··· Source material ···
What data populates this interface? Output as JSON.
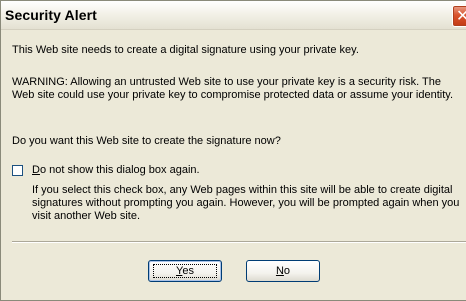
{
  "window": {
    "title": "Security Alert"
  },
  "content": {
    "line1": "This Web site needs to create a digital signature using your private key.",
    "warning": "WARNING: Allowing an untrusted Web site to use your private key is a security risk. The Web site could use your private key to compromise protected data or assume your identity.",
    "question": "Do you want this Web site to create the signature now?",
    "checkbox": {
      "accel": "D",
      "label_rest": "o not show this dialog box again.",
      "checked": false
    },
    "checkbox_note": "If you select this check box, any Web pages within this site will be able to create digital signatures without prompting you again. However, you will be prompted again when you visit another Web site."
  },
  "buttons": {
    "yes": {
      "accel": "Y",
      "rest": "es"
    },
    "no": {
      "accel": "N",
      "rest": "o"
    }
  },
  "icons": {
    "close": "close-icon"
  },
  "colors": {
    "dialog_bg": "#ece9d8",
    "close_button": "#d9542e",
    "button_border": "#003c74"
  }
}
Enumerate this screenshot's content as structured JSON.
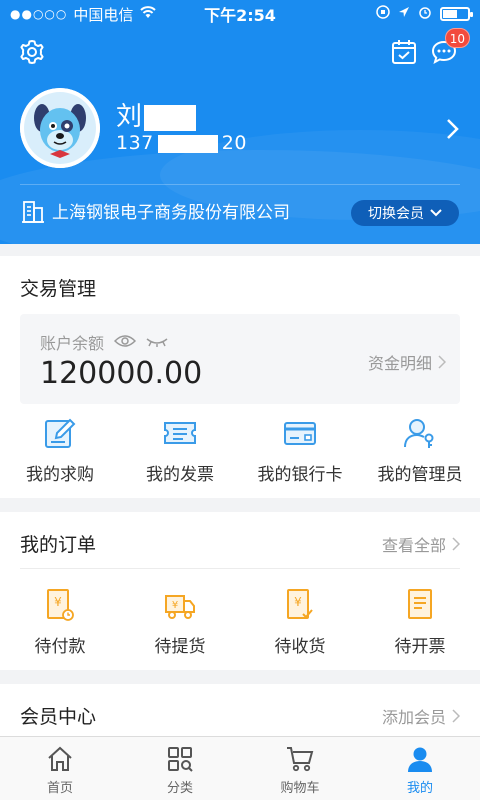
{
  "status_bar": {
    "signal": "●●○○○",
    "carrier": "中国电信",
    "time": "下午2:54"
  },
  "header": {
    "notification_count": "10",
    "user_name": "刘",
    "phone_prefix": "137",
    "phone_suffix": "20",
    "company": "上海钢银电子商务股份有限公司",
    "switch_member": "切换会员"
  },
  "trade": {
    "title": "交易管理",
    "balance_label": "账户余额",
    "balance_value": "120000.00",
    "fund_detail": "资金明细",
    "items": [
      {
        "label": "我的求购",
        "icon": "edit-icon"
      },
      {
        "label": "我的发票",
        "icon": "ticket-icon"
      },
      {
        "label": "我的银行卡",
        "icon": "bank-card-icon"
      },
      {
        "label": "我的管理员",
        "icon": "admin-key-icon"
      }
    ]
  },
  "orders": {
    "title": "我的订单",
    "view_all": "查看全部",
    "items": [
      {
        "label": "待付款",
        "icon": "pay-icon"
      },
      {
        "label": "待提货",
        "icon": "truck-icon"
      },
      {
        "label": "待收货",
        "icon": "receive-icon"
      },
      {
        "label": "待开票",
        "icon": "invoice-icon"
      }
    ]
  },
  "member": {
    "title": "会员中心",
    "add_member": "添加会员"
  },
  "tabbar": {
    "items": [
      {
        "label": "首页",
        "icon": "home-icon"
      },
      {
        "label": "分类",
        "icon": "category-icon"
      },
      {
        "label": "购物车",
        "icon": "cart-icon"
      },
      {
        "label": "我的",
        "icon": "user-icon"
      }
    ],
    "active_index": 3
  },
  "colors": {
    "primary": "#1a8cf0",
    "badge": "#f24a3d",
    "order_icon": "#f5a623",
    "trade_icon": "#3a9be8"
  }
}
···
▶ **Task to complete**:
Repeat each entry exactly. Pictures do not belong in the copy.

▶ **Exercise response**:
What data populates this interface? Output as JSON.
{
  "window": {
    "title": "Security Alert"
  },
  "content": {
    "line1": "This Web site needs to create a digital signature using your private key.",
    "warning": "WARNING: Allowing an untrusted Web site to use your private key is a security risk. The Web site could use your private key to compromise protected data or assume your identity.",
    "question": "Do you want this Web site to create the signature now?",
    "checkbox": {
      "accel": "D",
      "label_rest": "o not show this dialog box again.",
      "checked": false
    },
    "checkbox_note": "If you select this check box, any Web pages within this site will be able to create digital signatures without prompting you again. However, you will be prompted again when you visit another Web site."
  },
  "buttons": {
    "yes": {
      "accel": "Y",
      "rest": "es"
    },
    "no": {
      "accel": "N",
      "rest": "o"
    }
  },
  "icons": {
    "close": "close-icon"
  },
  "colors": {
    "dialog_bg": "#ece9d8",
    "close_button": "#d9542e",
    "button_border": "#003c74"
  }
}
Enumerate this screenshot's content as structured JSON.
{
  "status_bar": {
    "signal": "●●○○○",
    "carrier": "中国电信",
    "time": "下午2:54"
  },
  "header": {
    "notification_count": "10",
    "user_name": "刘",
    "phone_prefix": "137",
    "phone_suffix": "20",
    "company": "上海钢银电子商务股份有限公司",
    "switch_member": "切换会员"
  },
  "trade": {
    "title": "交易管理",
    "balance_label": "账户余额",
    "balance_value": "120000.00",
    "fund_detail": "资金明细",
    "items": [
      {
        "label": "我的求购",
        "icon": "edit-icon"
      },
      {
        "label": "我的发票",
        "icon": "ticket-icon"
      },
      {
        "label": "我的银行卡",
        "icon": "bank-card-icon"
      },
      {
        "label": "我的管理员",
        "icon": "admin-key-icon"
      }
    ]
  },
  "orders": {
    "title": "我的订单",
    "view_all": "查看全部",
    "items": [
      {
        "label": "待付款",
        "icon": "pay-icon"
      },
      {
        "label": "待提货",
        "icon": "truck-icon"
      },
      {
        "label": "待收货",
        "icon": "receive-icon"
      },
      {
        "label": "待开票",
        "icon": "invoice-icon"
      }
    ]
  },
  "member": {
    "title": "会员中心",
    "add_member": "添加会员"
  },
  "tabbar": {
    "items": [
      {
        "label": "首页",
        "icon": "home-icon"
      },
      {
        "label": "分类",
        "icon": "category-icon"
      },
      {
        "label": "购物车",
        "icon": "cart-icon"
      },
      {
        "label": "我的",
        "icon": "user-icon"
      }
    ],
    "active_index": 3
  },
  "colors": {
    "primary": "#1a8cf0",
    "badge": "#f24a3d",
    "order_icon": "#f5a623",
    "trade_icon": "#3a9be8"
  }
}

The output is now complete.